- Dataset
⟨

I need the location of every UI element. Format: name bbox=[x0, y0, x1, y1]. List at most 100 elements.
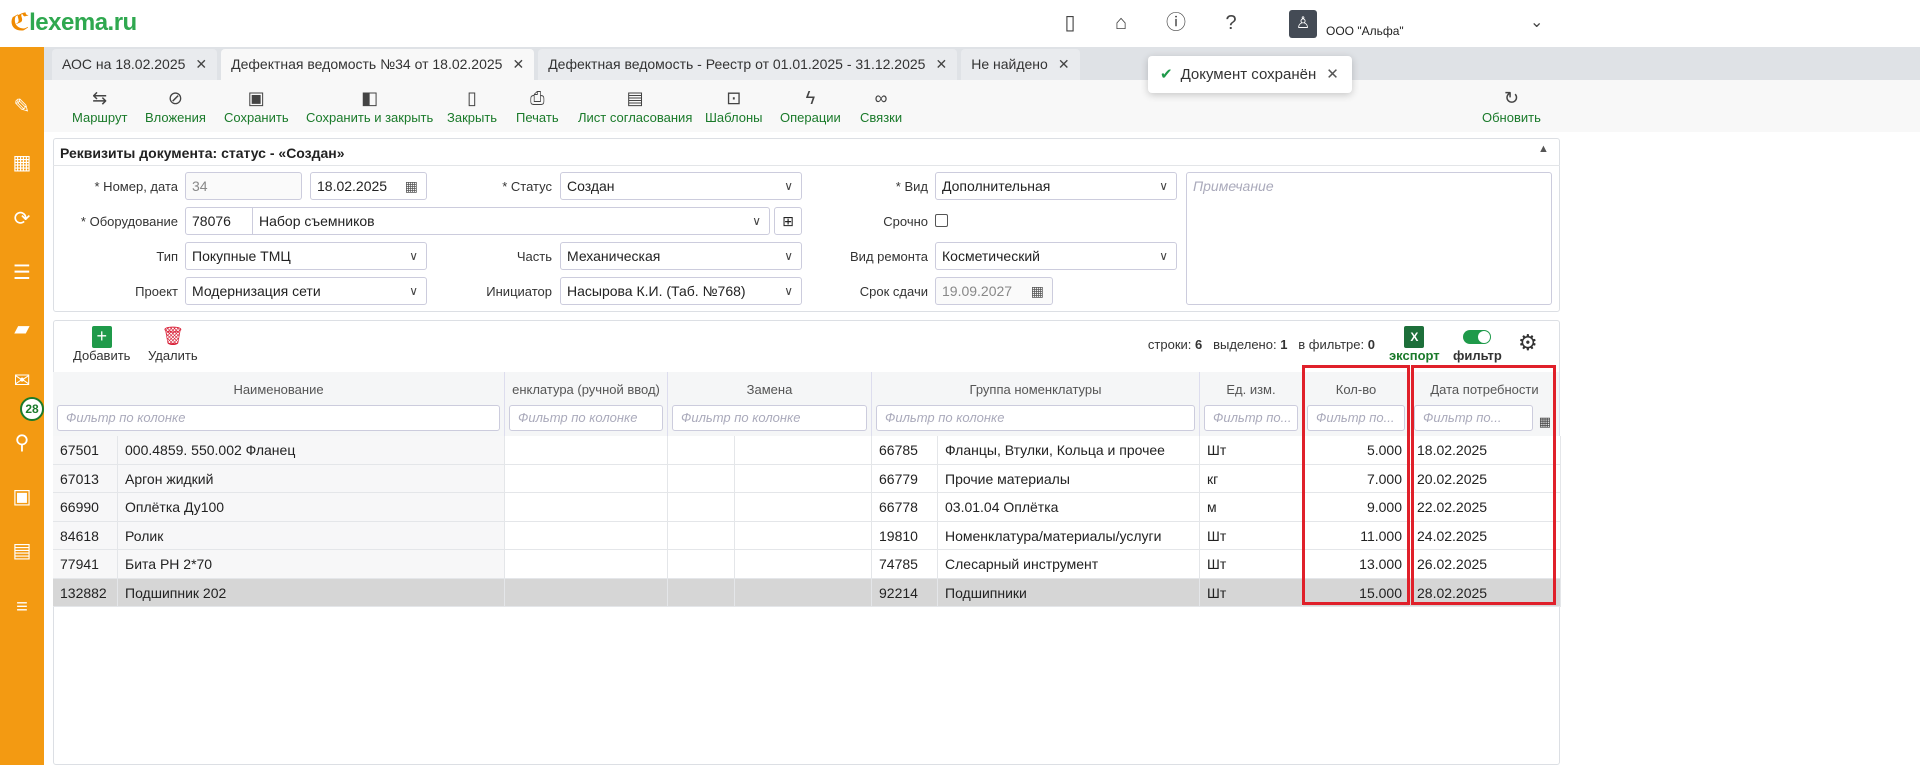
tab-defect-registry[interactable]: Дефектная ведомость - Реестр от 01.01.20… bbox=[538, 49, 958, 80]
cell-unit[interactable]: м bbox=[1200, 493, 1303, 521]
cell-code[interactable]: 67013 bbox=[53, 464, 118, 492]
cell-empty[interactable] bbox=[505, 521, 668, 549]
cell-date[interactable]: 24.02.2025 bbox=[1410, 521, 1561, 549]
cell-group[interactable]: Номенклатура/материалы/услуги bbox=[938, 521, 1200, 549]
cell-group[interactable]: Подшипники bbox=[938, 578, 1200, 606]
cell-date[interactable]: 18.02.2025 bbox=[1410, 436, 1561, 464]
close-icon[interactable]: ✕ bbox=[1326, 66, 1339, 83]
cell-name[interactable]: Бита PH 2*70 bbox=[118, 550, 505, 578]
org-name[interactable]: ООО "Альфа" bbox=[1326, 24, 1404, 38]
column-title[interactable]: Дата потребности bbox=[1430, 382, 1539, 397]
route-button[interactable]: ⇆ Маршрут bbox=[72, 88, 128, 125]
cell-name[interactable]: 000.4859. 550.002 Фланец bbox=[118, 436, 505, 464]
cell-unit[interactable]: кг bbox=[1200, 464, 1303, 492]
operations-button[interactable]: ϟ Операции bbox=[780, 88, 841, 125]
cell-gcode[interactable]: 66785 bbox=[872, 436, 938, 464]
column-filter-input[interactable]: Фильтр по колонке bbox=[57, 405, 500, 431]
tab-aos[interactable]: АОС на 18.02.2025 ✕ bbox=[52, 49, 218, 80]
cell-empty[interactable] bbox=[735, 550, 872, 578]
cell-empty[interactable] bbox=[668, 436, 735, 464]
table-clock-icon[interactable]: ▤ bbox=[12, 540, 32, 562]
sync-icon[interactable]: ⟳ bbox=[13, 208, 31, 230]
cell-empty[interactable] bbox=[505, 550, 668, 578]
note-textarea[interactable]: Примечание bbox=[1186, 172, 1552, 305]
home-icon[interactable]: ⌂ bbox=[1114, 12, 1128, 34]
cell-empty[interactable] bbox=[735, 464, 872, 492]
cell-empty[interactable] bbox=[505, 464, 668, 492]
due-date-field[interactable]: 19.09.2027 ▦ bbox=[935, 277, 1053, 305]
column-header[interactable]: Ед. изм. Фильтр по... bbox=[1200, 372, 1303, 436]
refresh-button[interactable]: ↻ Обновить bbox=[1482, 88, 1541, 125]
import-icon[interactable]: ☰ bbox=[13, 262, 31, 284]
column-title[interactable]: Наименование bbox=[233, 382, 324, 397]
cell-group[interactable]: Прочие материалы bbox=[938, 464, 1200, 492]
column-header[interactable]: енклатура (ручной ввод) Фильтр по колонке bbox=[505, 372, 668, 436]
cell-gcode[interactable]: 66779 bbox=[872, 464, 938, 492]
table-row[interactable]: 67013 Аргон жидкий 66779 Прочие материалы кг… bbox=[53, 464, 1561, 493]
cell-empty[interactable] bbox=[668, 493, 735, 521]
settings-gear-icon[interactable]: ⚙ bbox=[1518, 330, 1538, 355]
add-button[interactable]: + Добавить bbox=[73, 326, 131, 363]
column-header[interactable]: Кол-во Фильтр по... bbox=[1303, 372, 1410, 436]
info-icon[interactable]: ⓘ bbox=[1166, 12, 1186, 34]
close-button[interactable]: ▯ Закрыть bbox=[447, 88, 498, 125]
delete-button[interactable]: 🗑 Удалить bbox=[148, 326, 198, 363]
cell-gcode[interactable]: 74785 bbox=[872, 550, 938, 578]
cell-empty[interactable] bbox=[505, 578, 668, 606]
cell-gcode[interactable]: 66778 bbox=[872, 493, 938, 521]
cell-date[interactable]: 22.02.2025 bbox=[1410, 493, 1561, 521]
cell-date[interactable]: 26.02.2025 bbox=[1410, 550, 1561, 578]
column-header[interactable]: Дата потребности Фильтр по... ▦ bbox=[1410, 372, 1560, 436]
cell-group[interactable]: Фланцы, Втулки, Кольца и прочее bbox=[938, 436, 1200, 464]
column-filter-input[interactable]: Фильтр по колонке bbox=[876, 405, 1195, 431]
phone-icon[interactable]: ▯ bbox=[1064, 12, 1076, 34]
user-icon[interactable]: ♙ bbox=[1289, 10, 1317, 38]
cell-empty[interactable] bbox=[735, 578, 872, 606]
table-row[interactable]: 77941 Бита PH 2*70 74785 Слесарный инструме… bbox=[53, 550, 1561, 579]
calendar-icon[interactable]: ▦ bbox=[404, 178, 418, 194]
project-select[interactable]: Модернизация сети ∨ bbox=[185, 277, 427, 305]
cell-group[interactable]: 03.01.04 Оплётка bbox=[938, 493, 1200, 521]
cell-empty[interactable] bbox=[505, 436, 668, 464]
cell-empty[interactable] bbox=[735, 436, 872, 464]
folder-icon[interactable]: ▰ bbox=[14, 318, 30, 340]
tab-defect-34[interactable]: Дефектная ведомость №34 от 18.02.2025 ✕ bbox=[221, 49, 535, 80]
column-filter-input[interactable]: Фильтр по... bbox=[1204, 405, 1298, 431]
cell-empty[interactable] bbox=[668, 521, 735, 549]
urgent-checkbox[interactable] bbox=[935, 214, 948, 227]
links-button[interactable]: ∞ Связки bbox=[860, 88, 903, 125]
cell-code[interactable]: 132882 bbox=[53, 578, 118, 606]
repair-select[interactable]: Косметический ∨ bbox=[935, 242, 1177, 270]
cell-name[interactable]: Ролик bbox=[118, 521, 505, 549]
column-filter-input[interactable]: Фильтр по... bbox=[1414, 405, 1533, 431]
cell-unit[interactable]: Шт bbox=[1200, 436, 1303, 464]
cell-date[interactable]: 20.02.2025 bbox=[1410, 464, 1561, 492]
column-title[interactable]: Кол-во bbox=[1335, 382, 1377, 397]
cell-name[interactable]: Оплётка Ду100 bbox=[118, 493, 505, 521]
date-field[interactable]: 18.02.2025 ▦ bbox=[310, 172, 427, 200]
cell-unit[interactable]: Шт bbox=[1200, 521, 1303, 549]
cell-empty[interactable] bbox=[668, 550, 735, 578]
cell-code[interactable]: 66990 bbox=[53, 493, 118, 521]
save-close-button[interactable]: ◧ Сохранить и закрыть bbox=[306, 88, 434, 125]
cell-unit[interactable]: Шт bbox=[1200, 578, 1303, 606]
cell-empty[interactable] bbox=[505, 493, 668, 521]
tree-picker-button[interactable]: ⊞ bbox=[774, 207, 802, 235]
cell-gcode[interactable]: 19810 bbox=[872, 521, 938, 549]
qr-icon[interactable]: ▦ bbox=[12, 152, 32, 174]
cell-empty[interactable] bbox=[668, 464, 735, 492]
column-filter-input[interactable]: Фильтр по колонке bbox=[509, 405, 663, 431]
column-title[interactable]: енклатура (ручной ввод) bbox=[512, 382, 660, 397]
help-icon[interactable]: ? bbox=[1225, 12, 1237, 34]
table-row[interactable]: 66990 Оплётка Ду100 66778 03.01.04 Оплётка м… bbox=[53, 493, 1561, 522]
print-button[interactable]: ⎙ Печать bbox=[516, 88, 559, 125]
column-filter-input[interactable]: Фильтр по... bbox=[1307, 405, 1405, 431]
save-button[interactable]: ▣ Сохранить bbox=[224, 88, 289, 125]
table-row[interactable]: 67501 000.4859. 550.002 Фланец 66785 Фланцы… bbox=[53, 436, 1561, 465]
cell-empty[interactable] bbox=[668, 578, 735, 606]
approval-sheet-button[interactable]: ▤ Лист согласования bbox=[578, 88, 693, 125]
column-title[interactable]: Группа номенклатуры bbox=[969, 382, 1102, 397]
column-filter-input[interactable]: Фильтр по колонке bbox=[672, 405, 867, 431]
calendar-icon[interactable]: ▣ bbox=[12, 486, 32, 508]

⟩

- Set task
Copy the records verbatim, beginning at the line that contains "tab-defect-registry[interactable]: Дефектная ведомость" and stopping after the line that contains "cell-date[interactable]: 24.02.2025 bbox=[1410, 521, 1561, 549]".

- Completed task
tab-defect-registry[interactable]: Дефектная ведомость - Реестр от 01.01.20… bbox=[538, 49, 958, 80]
cell-unit[interactable]: м bbox=[1200, 493, 1303, 521]
cell-code[interactable]: 67013 bbox=[53, 464, 118, 492]
cell-empty[interactable] bbox=[505, 521, 668, 549]
cell-date[interactable]: 24.02.2025 bbox=[1410, 521, 1561, 549]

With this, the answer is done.